» **Goal of the exercise**: All records are to be retyped faithfully and completely.
----
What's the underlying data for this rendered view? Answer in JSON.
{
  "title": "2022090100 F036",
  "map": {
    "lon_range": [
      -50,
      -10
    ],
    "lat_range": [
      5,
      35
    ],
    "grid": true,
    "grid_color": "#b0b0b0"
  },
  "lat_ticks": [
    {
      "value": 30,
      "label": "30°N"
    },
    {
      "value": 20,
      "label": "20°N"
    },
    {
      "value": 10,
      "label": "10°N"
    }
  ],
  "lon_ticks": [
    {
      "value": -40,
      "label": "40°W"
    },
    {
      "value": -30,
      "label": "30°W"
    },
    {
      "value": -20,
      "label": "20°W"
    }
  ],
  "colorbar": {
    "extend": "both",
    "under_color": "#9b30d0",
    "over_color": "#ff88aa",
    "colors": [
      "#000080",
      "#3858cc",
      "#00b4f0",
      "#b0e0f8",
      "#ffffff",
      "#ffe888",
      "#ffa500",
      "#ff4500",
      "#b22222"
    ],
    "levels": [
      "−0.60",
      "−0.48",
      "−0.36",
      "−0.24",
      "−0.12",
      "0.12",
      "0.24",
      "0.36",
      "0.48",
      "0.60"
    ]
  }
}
----
» **Written answer**:
What's the underlying data for this rendered view? Answer in JSON.
{
  "title": "2022090100 F036",
  "map": {
    "lon_range": [
      -50,
      -10
    ],
    "lat_range": [
      5,
      35
    ],
    "grid": true,
    "grid_color": "#b0b0b0"
  },
  "lat_ticks": [
    {
      "value": 30,
      "label": "30°N"
    },
    {
      "value": 20,
      "label": "20°N"
    },
    {
      "value": 10,
      "label": "10°N"
    }
  ],
  "lon_ticks": [
    {
      "value": -40,
      "label": "40°W"
    },
    {
      "value": -30,
      "label": "30°W"
    },
    {
      "value": -20,
      "label": "20°W"
    }
  ],
  "colorbar": {
    "extend": "both",
    "under_color": "#9b30d0",
    "over_color": "#ff88aa",
    "colors": [
      "#000080",
      "#3858cc",
      "#00b4f0",
      "#b0e0f8",
      "#ffffff",
      "#ffe888",
      "#ffa500",
      "#ff4500",
      "#b22222"
    ],
    "levels": [
      "−0.60",
      "−0.48",
      "−0.36",
      "−0.24",
      "−0.12",
      "0.12",
      "0.24",
      "0.36",
      "0.48",
      "0.60"
    ]
  }
}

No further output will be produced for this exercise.